● **Task requirements**:
Below is a set of records. Repeat all of them exactly.

>> begin

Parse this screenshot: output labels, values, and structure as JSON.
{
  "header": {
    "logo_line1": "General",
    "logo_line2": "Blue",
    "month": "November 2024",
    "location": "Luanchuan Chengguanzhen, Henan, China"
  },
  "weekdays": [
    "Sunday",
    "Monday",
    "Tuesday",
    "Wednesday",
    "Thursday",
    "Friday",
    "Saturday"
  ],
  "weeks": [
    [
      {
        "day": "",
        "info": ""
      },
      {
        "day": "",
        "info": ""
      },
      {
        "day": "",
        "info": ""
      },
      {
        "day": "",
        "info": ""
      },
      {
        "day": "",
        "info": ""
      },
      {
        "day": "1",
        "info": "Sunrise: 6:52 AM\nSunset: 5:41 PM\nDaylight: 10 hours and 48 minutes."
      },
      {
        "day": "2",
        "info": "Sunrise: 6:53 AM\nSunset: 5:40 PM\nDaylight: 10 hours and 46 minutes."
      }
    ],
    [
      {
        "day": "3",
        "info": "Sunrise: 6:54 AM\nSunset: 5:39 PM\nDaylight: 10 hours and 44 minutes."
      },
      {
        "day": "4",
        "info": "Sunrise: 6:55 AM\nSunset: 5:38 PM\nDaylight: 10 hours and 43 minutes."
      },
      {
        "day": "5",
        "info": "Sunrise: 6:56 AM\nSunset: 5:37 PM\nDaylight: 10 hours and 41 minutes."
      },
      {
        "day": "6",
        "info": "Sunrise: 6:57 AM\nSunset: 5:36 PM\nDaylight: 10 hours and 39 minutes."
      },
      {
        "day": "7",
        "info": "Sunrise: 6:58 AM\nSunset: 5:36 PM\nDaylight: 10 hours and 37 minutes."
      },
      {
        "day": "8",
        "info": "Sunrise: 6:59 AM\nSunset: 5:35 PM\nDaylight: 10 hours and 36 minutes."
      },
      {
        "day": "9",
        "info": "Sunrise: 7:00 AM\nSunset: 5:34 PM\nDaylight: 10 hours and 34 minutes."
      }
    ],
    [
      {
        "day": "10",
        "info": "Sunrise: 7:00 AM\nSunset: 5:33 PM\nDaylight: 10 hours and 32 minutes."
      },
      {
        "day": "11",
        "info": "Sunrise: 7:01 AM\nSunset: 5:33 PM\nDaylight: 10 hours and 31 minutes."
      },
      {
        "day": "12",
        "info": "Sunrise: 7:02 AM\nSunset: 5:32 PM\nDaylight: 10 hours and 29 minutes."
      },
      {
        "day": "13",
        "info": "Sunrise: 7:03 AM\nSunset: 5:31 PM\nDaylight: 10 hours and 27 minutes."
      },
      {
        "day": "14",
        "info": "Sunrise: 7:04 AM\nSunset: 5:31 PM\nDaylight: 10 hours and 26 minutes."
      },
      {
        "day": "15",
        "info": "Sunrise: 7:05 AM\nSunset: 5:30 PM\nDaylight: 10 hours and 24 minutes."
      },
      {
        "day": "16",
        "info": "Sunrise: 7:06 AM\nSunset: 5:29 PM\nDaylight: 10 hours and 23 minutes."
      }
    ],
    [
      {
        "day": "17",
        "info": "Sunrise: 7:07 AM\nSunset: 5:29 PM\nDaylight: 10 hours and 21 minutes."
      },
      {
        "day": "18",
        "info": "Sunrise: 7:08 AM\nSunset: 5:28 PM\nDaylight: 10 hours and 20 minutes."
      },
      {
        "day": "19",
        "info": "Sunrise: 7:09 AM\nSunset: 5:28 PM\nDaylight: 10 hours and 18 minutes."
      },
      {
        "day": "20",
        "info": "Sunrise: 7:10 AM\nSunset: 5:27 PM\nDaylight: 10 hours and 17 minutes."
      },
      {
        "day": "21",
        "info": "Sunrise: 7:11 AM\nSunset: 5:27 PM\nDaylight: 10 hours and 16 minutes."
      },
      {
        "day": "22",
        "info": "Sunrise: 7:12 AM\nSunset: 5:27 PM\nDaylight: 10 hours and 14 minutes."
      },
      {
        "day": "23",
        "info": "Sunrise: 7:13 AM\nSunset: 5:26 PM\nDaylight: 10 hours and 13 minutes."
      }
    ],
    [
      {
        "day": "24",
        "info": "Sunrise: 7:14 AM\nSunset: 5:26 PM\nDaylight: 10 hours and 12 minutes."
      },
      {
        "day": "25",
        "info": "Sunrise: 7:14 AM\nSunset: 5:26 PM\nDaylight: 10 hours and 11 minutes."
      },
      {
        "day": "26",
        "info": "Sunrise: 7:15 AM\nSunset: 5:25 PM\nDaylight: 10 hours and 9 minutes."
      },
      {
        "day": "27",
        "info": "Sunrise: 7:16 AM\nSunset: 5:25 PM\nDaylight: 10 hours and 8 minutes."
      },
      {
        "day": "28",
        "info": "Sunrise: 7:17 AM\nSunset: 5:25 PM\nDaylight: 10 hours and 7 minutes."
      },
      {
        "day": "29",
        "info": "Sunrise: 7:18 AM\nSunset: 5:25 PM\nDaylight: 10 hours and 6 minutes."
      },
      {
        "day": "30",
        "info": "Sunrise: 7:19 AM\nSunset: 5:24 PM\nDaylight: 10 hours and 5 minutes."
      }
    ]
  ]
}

>> end

● **Exercise response**:
Parse this screenshot: output labels, values, and structure as JSON.
{
  "header": {
    "logo_line1": "General",
    "logo_line2": "Blue",
    "month": "November 2024",
    "location": "Luanchuan Chengguanzhen, Henan, China"
  },
  "weekdays": [
    "Sunday",
    "Monday",
    "Tuesday",
    "Wednesday",
    "Thursday",
    "Friday",
    "Saturday"
  ],
  "weeks": [
    [
      {
        "day": "",
        "info": ""
      },
      {
        "day": "",
        "info": ""
      },
      {
        "day": "",
        "info": ""
      },
      {
        "day": "",
        "info": ""
      },
      {
        "day": "",
        "info": ""
      },
      {
        "day": "1",
        "info": "Sunrise: 6:52 AM\nSunset: 5:41 PM\nDaylight: 10 hours and 48 minutes."
      },
      {
        "day": "2",
        "info": "Sunrise: 6:53 AM\nSunset: 5:40 PM\nDaylight: 10 hours and 46 minutes."
      }
    ],
    [
      {
        "day": "3",
        "info": "Sunrise: 6:54 AM\nSunset: 5:39 PM\nDaylight: 10 hours and 44 minutes."
      },
      {
        "day": "4",
        "info": "Sunrise: 6:55 AM\nSunset: 5:38 PM\nDaylight: 10 hours and 43 minutes."
      },
      {
        "day": "5",
        "info": "Sunrise: 6:56 AM\nSunset: 5:37 PM\nDaylight: 10 hours and 41 minutes."
      },
      {
        "day": "6",
        "info": "Sunrise: 6:57 AM\nSunset: 5:36 PM\nDaylight: 10 hours and 39 minutes."
      },
      {
        "day": "7",
        "info": "Sunrise: 6:58 AM\nSunset: 5:36 PM\nDaylight: 10 hours and 37 minutes."
      },
      {
        "day": "8",
        "info": "Sunrise: 6:59 AM\nSunset: 5:35 PM\nDaylight: 10 hours and 36 minutes."
      },
      {
        "day": "9",
        "info": "Sunrise: 7:00 AM\nSunset: 5:34 PM\nDaylight: 10 hours and 34 minutes."
      }
    ],
    [
      {
        "day": "10",
        "info": "Sunrise: 7:00 AM\nSunset: 5:33 PM\nDaylight: 10 hours and 32 minutes."
      },
      {
        "day": "11",
        "info": "Sunrise: 7:01 AM\nSunset: 5:33 PM\nDaylight: 10 hours and 31 minutes."
      },
      {
        "day": "12",
        "info": "Sunrise: 7:02 AM\nSunset: 5:32 PM\nDaylight: 10 hours and 29 minutes."
      },
      {
        "day": "13",
        "info": "Sunrise: 7:03 AM\nSunset: 5:31 PM\nDaylight: 10 hours and 27 minutes."
      },
      {
        "day": "14",
        "info": "Sunrise: 7:04 AM\nSunset: 5:31 PM\nDaylight: 10 hours and 26 minutes."
      },
      {
        "day": "15",
        "info": "Sunrise: 7:05 AM\nSunset: 5:30 PM\nDaylight: 10 hours and 24 minutes."
      },
      {
        "day": "16",
        "info": "Sunrise: 7:06 AM\nSunset: 5:29 PM\nDaylight: 10 hours and 23 minutes."
      }
    ],
    [
      {
        "day": "17",
        "info": "Sunrise: 7:07 AM\nSunset: 5:29 PM\nDaylight: 10 hours and 21 minutes."
      },
      {
        "day": "18",
        "info": "Sunrise: 7:08 AM\nSunset: 5:28 PM\nDaylight: 10 hours and 20 minutes."
      },
      {
        "day": "19",
        "info": "Sunrise: 7:09 AM\nSunset: 5:28 PM\nDaylight: 10 hours and 18 minutes."
      },
      {
        "day": "20",
        "info": "Sunrise: 7:10 AM\nSunset: 5:27 PM\nDaylight: 10 hours and 17 minutes."
      },
      {
        "day": "21",
        "info": "Sunrise: 7:11 AM\nSunset: 5:27 PM\nDaylight: 10 hours and 16 minutes."
      },
      {
        "day": "22",
        "info": "Sunrise: 7:12 AM\nSunset: 5:27 PM\nDaylight: 10 hours and 14 minutes."
      },
      {
        "day": "23",
        "info": "Sunrise: 7:13 AM\nSunset: 5:26 PM\nDaylight: 10 hours and 13 minutes."
      }
    ],
    [
      {
        "day": "24",
        "info": "Sunrise: 7:14 AM\nSunset: 5:26 PM\nDaylight: 10 hours and 12 minutes."
      },
      {
        "day": "25",
        "info": "Sunrise: 7:14 AM\nSunset: 5:26 PM\nDaylight: 10 hours and 11 minutes."
      },
      {
        "day": "26",
        "info": "Sunrise: 7:15 AM\nSunset: 5:25 PM\nDaylight: 10 hours and 9 minutes."
      },
      {
        "day": "27",
        "info": "Sunrise: 7:16 AM\nSunset: 5:25 PM\nDaylight: 10 hours and 8 minutes."
      },
      {
        "day": "28",
        "info": "Sunrise: 7:17 AM\nSunset: 5:25 PM\nDaylight: 10 hours and 7 minutes."
      },
      {
        "day": "29",
        "info": "Sunrise: 7:18 AM\nSunset: 5:25 PM\nDaylight: 10 hours and 6 minutes."
      },
      {
        "day": "30",
        "info": "Sunrise: 7:19 AM\nSunset: 5:24 PM\nDaylight: 10 hours and 5 minutes."
      }
    ]
  ]
}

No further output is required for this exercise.